• _Task prompt_:
Please reproduce the records below line for line, changing nothing.

[Dataset items]
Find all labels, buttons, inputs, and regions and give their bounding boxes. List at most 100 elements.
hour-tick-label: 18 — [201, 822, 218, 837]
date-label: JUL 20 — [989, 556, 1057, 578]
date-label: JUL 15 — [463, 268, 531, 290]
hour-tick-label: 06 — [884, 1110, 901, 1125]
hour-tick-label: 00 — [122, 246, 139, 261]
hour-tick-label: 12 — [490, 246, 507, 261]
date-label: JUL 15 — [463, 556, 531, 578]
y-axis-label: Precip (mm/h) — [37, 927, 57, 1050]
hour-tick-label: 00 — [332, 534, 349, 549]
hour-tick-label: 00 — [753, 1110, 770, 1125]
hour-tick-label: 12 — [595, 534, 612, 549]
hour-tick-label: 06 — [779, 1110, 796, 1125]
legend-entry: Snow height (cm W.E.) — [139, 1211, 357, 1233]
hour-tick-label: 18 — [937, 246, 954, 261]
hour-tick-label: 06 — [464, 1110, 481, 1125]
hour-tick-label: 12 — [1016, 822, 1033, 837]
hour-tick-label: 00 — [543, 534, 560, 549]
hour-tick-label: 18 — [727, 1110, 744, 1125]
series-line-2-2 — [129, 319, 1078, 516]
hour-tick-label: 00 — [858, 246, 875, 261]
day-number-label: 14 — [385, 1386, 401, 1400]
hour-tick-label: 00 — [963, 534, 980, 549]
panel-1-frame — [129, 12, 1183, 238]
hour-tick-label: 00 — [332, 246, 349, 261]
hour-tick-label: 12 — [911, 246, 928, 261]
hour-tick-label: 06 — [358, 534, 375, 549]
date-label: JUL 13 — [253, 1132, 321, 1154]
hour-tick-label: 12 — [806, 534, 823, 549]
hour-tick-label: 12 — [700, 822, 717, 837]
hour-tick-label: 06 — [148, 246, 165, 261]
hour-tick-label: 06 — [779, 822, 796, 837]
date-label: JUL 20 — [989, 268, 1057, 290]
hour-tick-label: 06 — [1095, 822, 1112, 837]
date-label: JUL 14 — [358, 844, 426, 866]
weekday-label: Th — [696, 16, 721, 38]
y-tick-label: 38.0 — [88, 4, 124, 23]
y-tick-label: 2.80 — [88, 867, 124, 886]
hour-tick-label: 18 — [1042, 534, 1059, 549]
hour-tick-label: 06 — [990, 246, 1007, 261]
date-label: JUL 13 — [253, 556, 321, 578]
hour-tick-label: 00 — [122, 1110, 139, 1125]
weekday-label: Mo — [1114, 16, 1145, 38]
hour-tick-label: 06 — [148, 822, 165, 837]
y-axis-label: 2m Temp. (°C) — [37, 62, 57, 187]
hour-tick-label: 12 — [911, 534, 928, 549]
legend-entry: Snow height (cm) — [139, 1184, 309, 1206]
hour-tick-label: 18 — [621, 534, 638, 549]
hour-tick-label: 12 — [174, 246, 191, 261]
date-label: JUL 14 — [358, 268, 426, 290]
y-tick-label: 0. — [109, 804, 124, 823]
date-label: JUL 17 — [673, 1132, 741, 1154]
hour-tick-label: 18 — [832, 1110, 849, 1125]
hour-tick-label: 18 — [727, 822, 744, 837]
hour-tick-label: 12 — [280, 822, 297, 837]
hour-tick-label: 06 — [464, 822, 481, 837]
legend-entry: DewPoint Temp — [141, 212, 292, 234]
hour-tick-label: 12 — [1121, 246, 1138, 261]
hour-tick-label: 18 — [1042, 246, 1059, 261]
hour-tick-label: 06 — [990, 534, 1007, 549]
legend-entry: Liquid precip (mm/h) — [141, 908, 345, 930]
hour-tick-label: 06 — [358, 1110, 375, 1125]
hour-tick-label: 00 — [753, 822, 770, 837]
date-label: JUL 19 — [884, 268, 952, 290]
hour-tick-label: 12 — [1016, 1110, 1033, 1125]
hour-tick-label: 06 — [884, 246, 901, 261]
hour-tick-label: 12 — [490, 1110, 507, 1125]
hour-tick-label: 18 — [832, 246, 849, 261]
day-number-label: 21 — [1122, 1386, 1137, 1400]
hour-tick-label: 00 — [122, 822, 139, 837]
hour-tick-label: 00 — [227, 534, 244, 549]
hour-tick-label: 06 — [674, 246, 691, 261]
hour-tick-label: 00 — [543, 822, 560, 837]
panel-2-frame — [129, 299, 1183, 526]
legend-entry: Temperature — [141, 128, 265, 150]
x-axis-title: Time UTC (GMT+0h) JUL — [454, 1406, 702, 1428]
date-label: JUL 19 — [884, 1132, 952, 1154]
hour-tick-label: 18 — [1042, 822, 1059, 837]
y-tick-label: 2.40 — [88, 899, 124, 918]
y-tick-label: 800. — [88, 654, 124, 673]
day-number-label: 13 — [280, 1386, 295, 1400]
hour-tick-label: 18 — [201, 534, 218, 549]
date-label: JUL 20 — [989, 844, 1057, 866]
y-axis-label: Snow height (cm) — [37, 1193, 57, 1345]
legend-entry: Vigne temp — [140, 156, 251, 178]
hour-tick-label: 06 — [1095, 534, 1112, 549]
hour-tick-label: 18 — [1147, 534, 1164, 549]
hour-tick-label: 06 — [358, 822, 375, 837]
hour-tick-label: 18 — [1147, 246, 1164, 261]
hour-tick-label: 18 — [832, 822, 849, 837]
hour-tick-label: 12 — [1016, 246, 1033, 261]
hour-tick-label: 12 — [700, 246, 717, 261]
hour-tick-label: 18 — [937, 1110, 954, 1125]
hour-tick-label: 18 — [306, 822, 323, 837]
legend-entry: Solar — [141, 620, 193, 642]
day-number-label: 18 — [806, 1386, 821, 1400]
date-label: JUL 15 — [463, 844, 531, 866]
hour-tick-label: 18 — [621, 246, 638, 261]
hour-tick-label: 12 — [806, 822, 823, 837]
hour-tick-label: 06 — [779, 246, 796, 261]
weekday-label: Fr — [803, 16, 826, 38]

• _Solution to the problem_:
Find all labels, buttons, inputs, and regions and give their bounding boxes. List at most 100 elements.
hour-tick-label: 18 — [201, 822, 218, 837]
date-label: JUL 20 — [989, 556, 1057, 578]
date-label: JUL 15 — [463, 268, 531, 290]
hour-tick-label: 06 — [884, 1110, 901, 1125]
hour-tick-label: 00 — [122, 246, 139, 261]
hour-tick-label: 12 — [490, 246, 507, 261]
date-label: JUL 15 — [463, 556, 531, 578]
y-axis-label: Precip (mm/h) — [37, 927, 57, 1050]
hour-tick-label: 00 — [332, 534, 349, 549]
hour-tick-label: 00 — [753, 1110, 770, 1125]
hour-tick-label: 12 — [595, 534, 612, 549]
hour-tick-label: 06 — [779, 1110, 796, 1125]
legend-entry: Snow height (cm W.E.) — [139, 1211, 357, 1233]
hour-tick-label: 18 — [937, 246, 954, 261]
hour-tick-label: 06 — [464, 1110, 481, 1125]
hour-tick-label: 12 — [1016, 822, 1033, 837]
hour-tick-label: 00 — [543, 534, 560, 549]
hour-tick-label: 18 — [727, 1110, 744, 1125]
series-line-2-2 — [129, 319, 1078, 516]
hour-tick-label: 00 — [858, 246, 875, 261]
day-number-label: 14 — [385, 1386, 401, 1400]
hour-tick-label: 00 — [963, 534, 980, 549]
panel-1-frame — [129, 12, 1183, 238]
hour-tick-label: 00 — [332, 246, 349, 261]
hour-tick-label: 12 — [911, 246, 928, 261]
hour-tick-label: 06 — [358, 534, 375, 549]
date-label: JUL 13 — [253, 1132, 321, 1154]
hour-tick-label: 12 — [806, 534, 823, 549]
hour-tick-label: 12 — [700, 822, 717, 837]
hour-tick-label: 06 — [148, 246, 165, 261]
hour-tick-label: 06 — [779, 822, 796, 837]
date-label: JUL 20 — [989, 268, 1057, 290]
hour-tick-label: 06 — [1095, 822, 1112, 837]
date-label: JUL 14 — [358, 844, 426, 866]
weekday-label: Th — [696, 16, 721, 38]
y-tick-label: 38.0 — [88, 4, 124, 23]
y-tick-label: 2.80 — [88, 867, 124, 886]
hour-tick-label: 18 — [1042, 534, 1059, 549]
hour-tick-label: 06 — [990, 246, 1007, 261]
date-label: JUL 13 — [253, 556, 321, 578]
hour-tick-label: 00 — [122, 1110, 139, 1125]
weekday-label: Mo — [1114, 16, 1145, 38]
hour-tick-label: 06 — [148, 822, 165, 837]
y-axis-label: 2m Temp. (°C) — [37, 62, 57, 187]
hour-tick-label: 12 — [911, 534, 928, 549]
legend-entry: Snow height (cm) — [139, 1184, 309, 1206]
hour-tick-label: 18 — [621, 534, 638, 549]
hour-tick-label: 12 — [174, 246, 191, 261]
date-label: JUL 14 — [358, 268, 426, 290]
y-tick-label: 0. — [109, 804, 124, 823]
date-label: JUL 17 — [673, 1132, 741, 1154]
hour-tick-label: 18 — [832, 1110, 849, 1125]
hour-tick-label: 18 — [727, 822, 744, 837]
hour-tick-label: 12 — [280, 822, 297, 837]
hour-tick-label: 06 — [464, 822, 481, 837]
legend-entry: DewPoint Temp — [141, 212, 292, 234]
hour-tick-label: 12 — [1121, 246, 1138, 261]
hour-tick-label: 18 — [1042, 246, 1059, 261]
hour-tick-label: 06 — [990, 534, 1007, 549]
legend-entry: Liquid precip (mm/h) — [141, 908, 345, 930]
hour-tick-label: 06 — [358, 1110, 375, 1125]
hour-tick-label: 00 — [753, 822, 770, 837]
date-label: JUL 19 — [884, 268, 952, 290]
hour-tick-label: 12 — [1016, 1110, 1033, 1125]
hour-tick-label: 06 — [884, 246, 901, 261]
hour-tick-label: 12 — [490, 1110, 507, 1125]
hour-tick-label: 18 — [832, 246, 849, 261]
day-number-label: 21 — [1122, 1386, 1137, 1400]
hour-tick-label: 00 — [122, 822, 139, 837]
hour-tick-label: 00 — [227, 534, 244, 549]
hour-tick-label: 06 — [674, 246, 691, 261]
hour-tick-label: 00 — [543, 822, 560, 837]
panel-2-frame — [129, 299, 1183, 526]
legend-entry: Temperature — [141, 128, 265, 150]
x-axis-title: Time UTC (GMT+0h) JUL — [454, 1406, 702, 1428]
date-label: JUL 19 — [884, 1132, 952, 1154]
hour-tick-label: 18 — [1042, 822, 1059, 837]
y-tick-label: 2.40 — [88, 899, 124, 918]
y-tick-label: 800. — [88, 654, 124, 673]
day-number-label: 13 — [280, 1386, 295, 1400]
hour-tick-label: 18 — [201, 534, 218, 549]
date-label: JUL 20 — [989, 844, 1057, 866]
y-axis-label: Snow height (cm) — [37, 1193, 57, 1345]
legend-entry: Vigne temp — [140, 156, 251, 178]
hour-tick-label: 06 — [1095, 534, 1112, 549]
hour-tick-label: 18 — [1147, 534, 1164, 549]
hour-tick-label: 06 — [358, 822, 375, 837]
hour-tick-label: 18 — [1147, 246, 1164, 261]
hour-tick-label: 18 — [832, 822, 849, 837]
hour-tick-label: 12 — [1016, 246, 1033, 261]
hour-tick-label: 12 — [700, 246, 717, 261]
hour-tick-label: 18 — [937, 1110, 954, 1125]
hour-tick-label: 18 — [306, 822, 323, 837]
legend-entry: Solar — [141, 620, 193, 642]
day-number-label: 18 — [806, 1386, 821, 1400]
date-label: JUL 15 — [463, 844, 531, 866]
hour-tick-label: 18 — [621, 246, 638, 261]
hour-tick-label: 12 — [806, 822, 823, 837]
hour-tick-label: 06 — [779, 246, 796, 261]
weekday-label: Fr — [803, 16, 826, 38]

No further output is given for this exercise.